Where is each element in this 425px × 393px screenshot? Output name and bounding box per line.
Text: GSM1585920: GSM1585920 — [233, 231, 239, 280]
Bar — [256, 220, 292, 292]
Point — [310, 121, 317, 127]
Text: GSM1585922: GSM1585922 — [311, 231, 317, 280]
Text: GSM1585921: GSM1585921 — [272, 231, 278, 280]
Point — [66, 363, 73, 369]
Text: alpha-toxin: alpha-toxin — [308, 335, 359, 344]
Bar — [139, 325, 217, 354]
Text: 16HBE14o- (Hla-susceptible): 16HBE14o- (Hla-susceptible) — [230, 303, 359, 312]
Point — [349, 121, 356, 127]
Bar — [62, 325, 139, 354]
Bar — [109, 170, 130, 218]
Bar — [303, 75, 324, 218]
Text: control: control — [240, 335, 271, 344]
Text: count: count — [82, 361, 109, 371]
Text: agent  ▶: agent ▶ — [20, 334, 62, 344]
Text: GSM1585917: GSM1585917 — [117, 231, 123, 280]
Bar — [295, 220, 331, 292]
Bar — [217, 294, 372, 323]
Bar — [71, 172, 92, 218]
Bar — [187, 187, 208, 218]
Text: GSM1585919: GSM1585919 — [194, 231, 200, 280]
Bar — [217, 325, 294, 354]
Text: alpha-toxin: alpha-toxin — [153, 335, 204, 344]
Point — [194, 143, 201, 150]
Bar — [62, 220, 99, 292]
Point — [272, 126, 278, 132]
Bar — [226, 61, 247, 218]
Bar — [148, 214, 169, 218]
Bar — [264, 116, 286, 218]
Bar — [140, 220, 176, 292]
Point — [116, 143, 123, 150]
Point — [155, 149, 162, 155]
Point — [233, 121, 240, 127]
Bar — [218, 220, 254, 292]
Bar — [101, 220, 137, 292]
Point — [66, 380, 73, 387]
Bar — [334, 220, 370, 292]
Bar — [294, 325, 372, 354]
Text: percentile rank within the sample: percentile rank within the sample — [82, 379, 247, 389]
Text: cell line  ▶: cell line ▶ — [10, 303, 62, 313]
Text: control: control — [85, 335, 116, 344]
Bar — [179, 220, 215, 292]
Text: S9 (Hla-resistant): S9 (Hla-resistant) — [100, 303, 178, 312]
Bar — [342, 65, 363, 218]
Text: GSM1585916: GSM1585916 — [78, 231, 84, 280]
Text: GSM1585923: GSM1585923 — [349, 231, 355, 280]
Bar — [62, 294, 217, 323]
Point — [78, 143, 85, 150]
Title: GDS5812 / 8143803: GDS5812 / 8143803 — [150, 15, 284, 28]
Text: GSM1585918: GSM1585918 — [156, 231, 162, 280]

TASK GOAL:
The response should consist of all the entries, reproduced word for word.

SOLVED EXERCISE:
Where is each element in this 425px × 393px screenshot? Output name and bounding box per line.
Text: GSM1585920: GSM1585920 — [233, 231, 239, 280]
Bar — [256, 220, 292, 292]
Point — [310, 121, 317, 127]
Text: GSM1585922: GSM1585922 — [311, 231, 317, 280]
Text: GSM1585921: GSM1585921 — [272, 231, 278, 280]
Point — [66, 363, 73, 369]
Text: alpha-toxin: alpha-toxin — [308, 335, 359, 344]
Bar — [139, 325, 217, 354]
Text: 16HBE14o- (Hla-susceptible): 16HBE14o- (Hla-susceptible) — [230, 303, 359, 312]
Point — [349, 121, 356, 127]
Bar — [62, 325, 139, 354]
Bar — [109, 170, 130, 218]
Bar — [303, 75, 324, 218]
Text: control: control — [240, 335, 271, 344]
Text: count: count — [82, 361, 109, 371]
Text: agent  ▶: agent ▶ — [20, 334, 62, 344]
Text: GSM1585917: GSM1585917 — [117, 231, 123, 280]
Bar — [295, 220, 331, 292]
Bar — [217, 294, 372, 323]
Bar — [71, 172, 92, 218]
Bar — [187, 187, 208, 218]
Text: GSM1585919: GSM1585919 — [194, 231, 200, 280]
Bar — [217, 325, 294, 354]
Text: alpha-toxin: alpha-toxin — [153, 335, 204, 344]
Point — [194, 143, 201, 150]
Bar — [62, 220, 99, 292]
Point — [272, 126, 278, 132]
Bar — [226, 61, 247, 218]
Bar — [148, 214, 169, 218]
Bar — [264, 116, 286, 218]
Bar — [140, 220, 176, 292]
Point — [116, 143, 123, 150]
Point — [155, 149, 162, 155]
Point — [233, 121, 240, 127]
Bar — [218, 220, 254, 292]
Bar — [101, 220, 137, 292]
Point — [66, 380, 73, 387]
Bar — [334, 220, 370, 292]
Bar — [294, 325, 372, 354]
Text: percentile rank within the sample: percentile rank within the sample — [82, 379, 247, 389]
Text: cell line  ▶: cell line ▶ — [10, 303, 62, 313]
Text: control: control — [85, 335, 116, 344]
Bar — [179, 220, 215, 292]
Text: S9 (Hla-resistant): S9 (Hla-resistant) — [100, 303, 178, 312]
Bar — [342, 65, 363, 218]
Text: GSM1585916: GSM1585916 — [78, 231, 84, 280]
Text: GSM1585923: GSM1585923 — [349, 231, 355, 280]
Bar — [62, 294, 217, 323]
Point — [78, 143, 85, 150]
Title: GDS5812 / 8143803: GDS5812 / 8143803 — [150, 15, 284, 28]
Text: GSM1585918: GSM1585918 — [156, 231, 162, 280]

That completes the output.